▸ **TASK STATEMENT**
Reproduce the data exactly.

▸ **DATA**
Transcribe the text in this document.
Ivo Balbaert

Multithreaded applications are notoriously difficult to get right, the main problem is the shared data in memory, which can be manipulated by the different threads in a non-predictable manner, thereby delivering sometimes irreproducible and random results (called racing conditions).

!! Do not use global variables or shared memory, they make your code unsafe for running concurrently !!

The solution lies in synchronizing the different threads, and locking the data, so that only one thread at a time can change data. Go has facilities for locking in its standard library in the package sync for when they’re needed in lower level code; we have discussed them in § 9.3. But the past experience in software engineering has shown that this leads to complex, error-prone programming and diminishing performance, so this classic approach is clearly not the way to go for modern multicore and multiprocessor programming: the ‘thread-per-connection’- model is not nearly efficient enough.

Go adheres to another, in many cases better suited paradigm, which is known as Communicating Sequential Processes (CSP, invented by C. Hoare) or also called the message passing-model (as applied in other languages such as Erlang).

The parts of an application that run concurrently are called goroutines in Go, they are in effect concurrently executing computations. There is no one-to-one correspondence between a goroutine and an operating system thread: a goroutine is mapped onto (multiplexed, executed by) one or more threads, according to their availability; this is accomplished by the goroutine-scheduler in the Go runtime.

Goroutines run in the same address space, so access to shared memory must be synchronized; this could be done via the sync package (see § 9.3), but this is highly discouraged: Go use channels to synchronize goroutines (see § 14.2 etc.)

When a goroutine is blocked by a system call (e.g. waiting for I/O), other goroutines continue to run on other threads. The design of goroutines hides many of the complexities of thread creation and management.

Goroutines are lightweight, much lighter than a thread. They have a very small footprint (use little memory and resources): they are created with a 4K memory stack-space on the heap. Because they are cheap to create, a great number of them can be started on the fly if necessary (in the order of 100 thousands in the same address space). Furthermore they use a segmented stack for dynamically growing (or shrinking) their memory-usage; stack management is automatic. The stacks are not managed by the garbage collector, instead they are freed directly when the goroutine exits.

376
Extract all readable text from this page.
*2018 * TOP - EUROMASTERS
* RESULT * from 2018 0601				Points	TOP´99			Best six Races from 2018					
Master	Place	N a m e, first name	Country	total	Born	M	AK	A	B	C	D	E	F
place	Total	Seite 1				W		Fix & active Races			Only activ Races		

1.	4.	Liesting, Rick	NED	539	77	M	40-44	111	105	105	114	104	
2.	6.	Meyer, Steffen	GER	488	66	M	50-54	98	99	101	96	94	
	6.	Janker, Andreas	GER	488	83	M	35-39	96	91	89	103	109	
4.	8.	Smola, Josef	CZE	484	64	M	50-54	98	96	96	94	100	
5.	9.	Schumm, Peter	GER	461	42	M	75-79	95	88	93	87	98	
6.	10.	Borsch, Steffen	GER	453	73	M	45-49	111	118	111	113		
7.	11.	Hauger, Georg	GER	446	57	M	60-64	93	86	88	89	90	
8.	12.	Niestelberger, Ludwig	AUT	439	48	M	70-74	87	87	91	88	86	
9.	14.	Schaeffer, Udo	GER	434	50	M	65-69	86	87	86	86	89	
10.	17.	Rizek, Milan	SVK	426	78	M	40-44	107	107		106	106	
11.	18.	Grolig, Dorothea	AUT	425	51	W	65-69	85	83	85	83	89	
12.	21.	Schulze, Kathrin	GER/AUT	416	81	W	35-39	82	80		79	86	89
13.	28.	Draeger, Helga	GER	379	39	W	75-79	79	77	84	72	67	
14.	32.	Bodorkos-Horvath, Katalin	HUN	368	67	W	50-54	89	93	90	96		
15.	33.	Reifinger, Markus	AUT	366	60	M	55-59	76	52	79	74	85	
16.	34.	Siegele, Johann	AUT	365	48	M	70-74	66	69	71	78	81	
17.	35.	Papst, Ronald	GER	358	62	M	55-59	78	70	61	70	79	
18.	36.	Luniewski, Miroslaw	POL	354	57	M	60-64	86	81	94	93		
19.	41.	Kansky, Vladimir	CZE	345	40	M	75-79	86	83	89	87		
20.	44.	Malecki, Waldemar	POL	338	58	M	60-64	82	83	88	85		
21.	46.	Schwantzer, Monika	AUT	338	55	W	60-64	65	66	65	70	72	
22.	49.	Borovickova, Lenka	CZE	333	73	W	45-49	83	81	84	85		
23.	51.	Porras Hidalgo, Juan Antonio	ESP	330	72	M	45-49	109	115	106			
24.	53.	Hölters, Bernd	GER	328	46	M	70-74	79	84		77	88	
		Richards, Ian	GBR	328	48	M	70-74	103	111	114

▸ **OUTPUT BELOW**
Transcribe the text in this document.
Ivo Balbaert

Multithreaded applications are notoriously difficult to get right, the main problem is the shared data in memory, which can be manipulated by the different threads in a non-predictable manner, thereby delivering sometimes irreproducible and random results (called racing conditions).

!! Do not use global variables or shared memory, they make your code unsafe for running concurrently !!

The solution lies in synchronizing the different threads, and locking the data, so that only one thread at a time can change data. Go has facilities for locking in its standard library in the package sync for when they’re needed in lower level code; we have discussed them in § 9.3. But the past experience in software engineering has shown that this leads to complex, error-prone programming and diminishing performance, so this classic approach is clearly not the way to go for modern multicore and multiprocessor programming: the ‘thread-per-connection’- model is not nearly efficient enough.

Go adheres to another, in many cases better suited paradigm, which is known as Communicating Sequential Processes (CSP, invented by C. Hoare) or also called the message passing-model (as applied in other languages such as Erlang).

The parts of an application that run concurrently are called goroutines in Go, they are in effect concurrently executing computations. There is no one-to-one correspondence between a goroutine and an operating system thread: a goroutine is mapped onto (multiplexed, executed by) one or more threads, according to their availability; this is accomplished by the goroutine-scheduler in the Go runtime.

Goroutines run in the same address space, so access to shared memory must be synchronized; this could be done via the sync package (see § 9.3), but this is highly discouraged: Go use channels to synchronize goroutines (see § 14.2 etc.)

When a goroutine is blocked by a system call (e.g. waiting for I/O), other goroutines continue to run on other threads. The design of goroutines hides many of the complexities of thread creation and management.

Goroutines are lightweight, much lighter than a thread. They have a very small footprint (use little memory and resources): they are created with a 4K memory stack-space on the heap. Because they are cheap to create, a great number of them can be started on the fly if necessary (in the order of 100 thousands in the same address space). Furthermore they use a segmented stack for dynamically growing (or shrinking) their memory-usage; stack management is automatic. The stacks are not managed by the garbage collector, instead they are freed directly when the goroutine exits.

376
Extract all readable text from this page.
*2018 * TOP - EUROMASTERS
* RESULT * from 2018 0601				Points	TOP´99			Best six Races from 2018					
Master	Place	N a m e, first name	Country	total	Born	M	AK	A	B	C	D	E	F
place	Total	Seite 1				W		Fix & active Races			Only activ Races		

1.	4.	Liesting, Rick	NED	539	77	M	40-44	111	105	105	114	104	
2.	6.	Meyer, Steffen	GER	488	66	M	50-54	98	99	101	96	94	
	6.	Janker, Andreas	GER	488	83	M	35-39	96	91	89	103	109	
4.	8.	Smola, Josef	CZE	484	64	M	50-54	98	96	96	94	100	
5.	9.	Schumm, Peter	GER	461	42	M	75-79	95	88	93	87	98	
6.	10.	Borsch, Steffen	GER	453	73	M	45-49	111	118	111	113		
7.	11.	Hauger, Georg	GER	446	57	M	60-64	93	86	88	89	90	
8.	12.	Niestelberger, Ludwig	AUT	439	48	M	70-74	87	87	91	88	86	
9.	14.	Schaeffer, Udo	GER	434	50	M	65-69	86	87	86	86	89	
10.	17.	Rizek, Milan	SVK	426	78	M	40-44	107	107		106	106	
11.	18.	Grolig, Dorothea	AUT	425	51	W	65-69	85	83	85	83	89	
12.	21.	Schulze, Kathrin	GER/AUT	416	81	W	35-39	82	80		79	86	89
13.	28.	Draeger, Helga	GER	379	39	W	75-79	79	77	84	72	67	
14.	32.	Bodorkos-Horvath, Katalin	HUN	368	67	W	50-54	89	93	90	96		
15.	33.	Reifinger, Markus	AUT	366	60	M	55-59	76	52	79	74	85	
16.	34.	Siegele, Johann	AUT	365	48	M	70-74	66	69	71	78	81	
17.	35.	Papst, Ronald	GER	358	62	M	55-59	78	70	61	70	79	
18.	36.	Luniewski, Miroslaw	POL	354	57	M	60-64	86	81	94	93		
19.	41.	Kansky, Vladimir	CZE	345	40	M	75-79	86	83	89	87		
20.	44.	Malecki, Waldemar	POL	338	58	M	60-64	82	83	88	85		
21.	46.	Schwantzer, Monika	AUT	338	55	W	60-64	65	66	65	70	72	
22.	49.	Borovickova, Lenka	CZE	333	73	W	45-49	83	81	84	85		
23.	51.	Porras Hidalgo, Juan Antonio	ESP	330	72	M	45-49	109	115	106			
24.	53.	Hölters, Bernd	GER	328	46	M	70-74	79	84		77	88	
		Richards, Ian	GBR	328	48	M	70-74	103	111	114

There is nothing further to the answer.